> **Goal of the exercise**
Give again only what runs from the line with "Extract the structured" to the final line of the entries below, exactly as written and without pictures.

> **Given records**
------------------------------------
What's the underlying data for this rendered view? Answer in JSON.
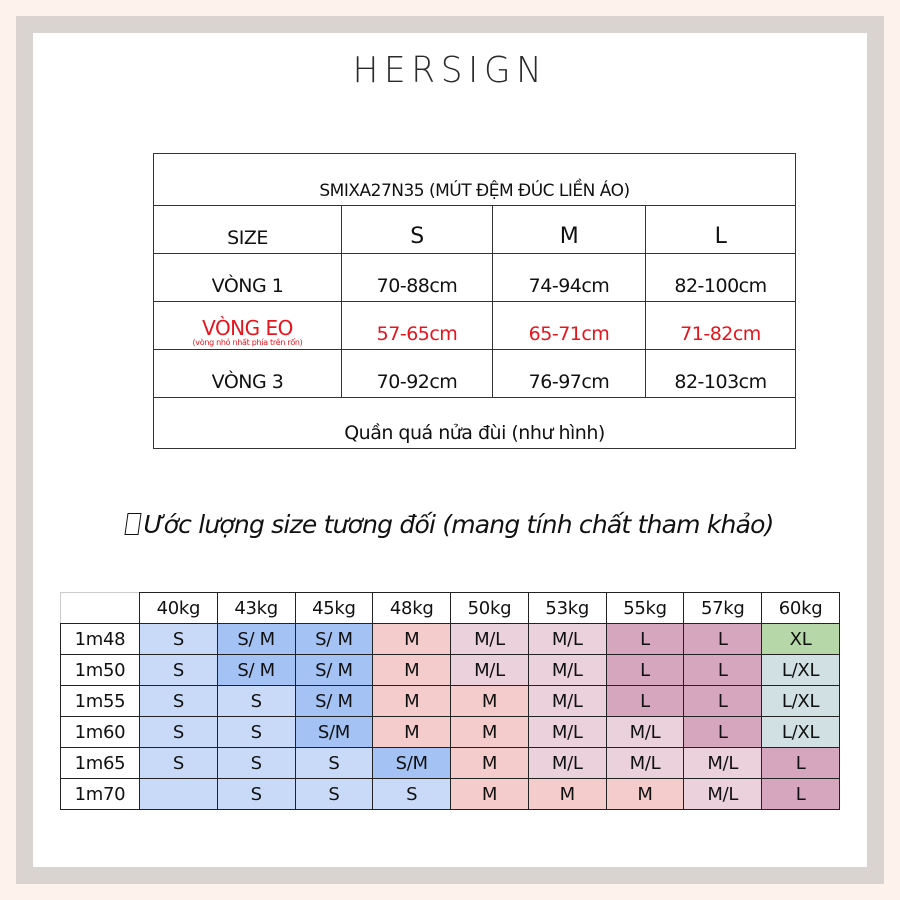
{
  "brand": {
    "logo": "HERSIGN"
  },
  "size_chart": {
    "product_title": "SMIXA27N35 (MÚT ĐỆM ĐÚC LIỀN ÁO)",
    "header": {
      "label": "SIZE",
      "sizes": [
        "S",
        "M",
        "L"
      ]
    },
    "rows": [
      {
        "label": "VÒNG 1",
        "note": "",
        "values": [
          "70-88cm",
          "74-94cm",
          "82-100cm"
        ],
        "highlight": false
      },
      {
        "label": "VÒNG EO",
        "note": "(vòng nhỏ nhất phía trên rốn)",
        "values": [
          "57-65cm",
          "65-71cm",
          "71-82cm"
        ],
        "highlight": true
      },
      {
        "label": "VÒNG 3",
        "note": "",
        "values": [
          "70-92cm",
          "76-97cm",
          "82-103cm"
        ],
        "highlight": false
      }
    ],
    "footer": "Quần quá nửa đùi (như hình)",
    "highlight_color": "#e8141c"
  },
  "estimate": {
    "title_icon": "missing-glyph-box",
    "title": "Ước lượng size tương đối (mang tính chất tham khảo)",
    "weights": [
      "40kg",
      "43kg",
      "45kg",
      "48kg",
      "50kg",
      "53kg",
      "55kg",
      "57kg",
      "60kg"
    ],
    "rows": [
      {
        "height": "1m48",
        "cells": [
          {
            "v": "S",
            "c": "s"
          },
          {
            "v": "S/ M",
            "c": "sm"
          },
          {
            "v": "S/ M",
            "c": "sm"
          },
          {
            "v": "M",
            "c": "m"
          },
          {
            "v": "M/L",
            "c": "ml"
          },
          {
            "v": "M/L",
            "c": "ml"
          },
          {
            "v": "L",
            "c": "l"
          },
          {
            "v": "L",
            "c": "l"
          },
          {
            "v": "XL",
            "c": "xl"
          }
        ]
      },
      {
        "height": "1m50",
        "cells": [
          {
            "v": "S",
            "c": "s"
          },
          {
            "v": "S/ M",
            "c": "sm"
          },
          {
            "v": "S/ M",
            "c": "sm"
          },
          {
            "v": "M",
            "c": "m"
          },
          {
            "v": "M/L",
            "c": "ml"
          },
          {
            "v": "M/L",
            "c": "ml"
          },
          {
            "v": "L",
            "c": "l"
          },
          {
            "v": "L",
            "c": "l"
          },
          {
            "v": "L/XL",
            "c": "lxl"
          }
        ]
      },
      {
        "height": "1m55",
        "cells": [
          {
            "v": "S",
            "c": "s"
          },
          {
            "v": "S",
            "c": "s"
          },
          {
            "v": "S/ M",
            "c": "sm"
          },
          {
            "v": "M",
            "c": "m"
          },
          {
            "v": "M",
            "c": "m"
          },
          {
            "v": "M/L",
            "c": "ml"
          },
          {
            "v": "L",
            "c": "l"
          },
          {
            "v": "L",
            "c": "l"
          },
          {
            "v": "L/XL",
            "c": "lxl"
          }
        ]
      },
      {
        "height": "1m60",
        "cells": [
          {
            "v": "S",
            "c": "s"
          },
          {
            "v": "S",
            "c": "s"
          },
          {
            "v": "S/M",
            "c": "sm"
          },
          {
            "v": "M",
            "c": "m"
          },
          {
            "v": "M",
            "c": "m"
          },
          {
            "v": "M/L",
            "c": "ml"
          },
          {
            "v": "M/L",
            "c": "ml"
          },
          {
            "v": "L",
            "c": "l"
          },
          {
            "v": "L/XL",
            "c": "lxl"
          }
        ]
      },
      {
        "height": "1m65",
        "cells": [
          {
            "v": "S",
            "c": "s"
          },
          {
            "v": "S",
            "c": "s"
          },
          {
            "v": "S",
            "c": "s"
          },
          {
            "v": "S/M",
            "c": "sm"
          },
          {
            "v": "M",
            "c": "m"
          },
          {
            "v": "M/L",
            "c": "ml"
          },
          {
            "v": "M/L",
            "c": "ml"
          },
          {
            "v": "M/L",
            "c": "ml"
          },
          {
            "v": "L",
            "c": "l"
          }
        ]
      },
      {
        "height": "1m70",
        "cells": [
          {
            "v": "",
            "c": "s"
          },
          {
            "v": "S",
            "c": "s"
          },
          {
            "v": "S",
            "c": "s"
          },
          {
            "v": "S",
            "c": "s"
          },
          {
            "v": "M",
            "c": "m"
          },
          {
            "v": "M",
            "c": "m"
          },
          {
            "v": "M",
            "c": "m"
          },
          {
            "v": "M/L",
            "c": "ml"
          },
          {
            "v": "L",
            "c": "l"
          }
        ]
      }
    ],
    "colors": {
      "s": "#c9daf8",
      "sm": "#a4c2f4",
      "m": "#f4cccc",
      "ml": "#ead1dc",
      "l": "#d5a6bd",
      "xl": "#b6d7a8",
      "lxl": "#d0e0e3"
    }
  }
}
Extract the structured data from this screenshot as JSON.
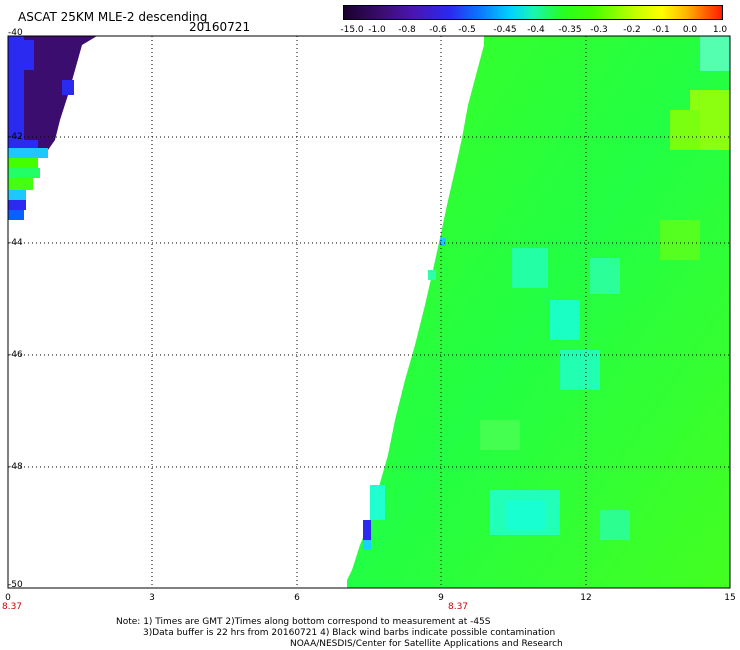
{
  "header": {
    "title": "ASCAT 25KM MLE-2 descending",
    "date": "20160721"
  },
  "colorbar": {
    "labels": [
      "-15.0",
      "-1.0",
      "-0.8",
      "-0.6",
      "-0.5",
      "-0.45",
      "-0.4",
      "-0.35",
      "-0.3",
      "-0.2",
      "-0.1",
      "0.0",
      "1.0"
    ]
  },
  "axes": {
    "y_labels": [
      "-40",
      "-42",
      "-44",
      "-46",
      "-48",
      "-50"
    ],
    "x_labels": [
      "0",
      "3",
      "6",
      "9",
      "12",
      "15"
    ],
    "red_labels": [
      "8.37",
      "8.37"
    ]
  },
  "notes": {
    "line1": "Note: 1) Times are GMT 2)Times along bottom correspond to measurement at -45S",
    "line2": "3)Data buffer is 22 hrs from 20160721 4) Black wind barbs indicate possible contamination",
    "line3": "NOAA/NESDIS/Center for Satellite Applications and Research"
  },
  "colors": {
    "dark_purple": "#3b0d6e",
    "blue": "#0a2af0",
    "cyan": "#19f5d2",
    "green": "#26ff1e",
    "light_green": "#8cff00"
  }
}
------------------------------------
> **Answer to the exercise**
Extract the structured data from this screenshot as JSON.
{
  "header": {
    "title": "ASCAT 25KM MLE-2 descending",
    "date": "20160721"
  },
  "colorbar": {
    "labels": [
      "-15.0",
      "-1.0",
      "-0.8",
      "-0.6",
      "-0.5",
      "-0.45",
      "-0.4",
      "-0.35",
      "-0.3",
      "-0.2",
      "-0.1",
      "0.0",
      "1.0"
    ]
  },
  "axes": {
    "y_labels": [
      "-40",
      "-42",
      "-44",
      "-46",
      "-48",
      "-50"
    ],
    "x_labels": [
      "0",
      "3",
      "6",
      "9",
      "12",
      "15"
    ],
    "red_labels": [
      "8.37",
      "8.37"
    ]
  },
  "notes": {
    "line1": "Note: 1) Times are GMT 2)Times along bottom correspond to measurement at -45S",
    "line2": "3)Data buffer is 22 hrs from 20160721 4) Black wind barbs indicate possible contamination",
    "line3": "NOAA/NESDIS/Center for Satellite Applications and Research"
  },
  "colors": {
    "dark_purple": "#3b0d6e",
    "blue": "#0a2af0",
    "cyan": "#19f5d2",
    "green": "#26ff1e",
    "light_green": "#8cff00"
  }
}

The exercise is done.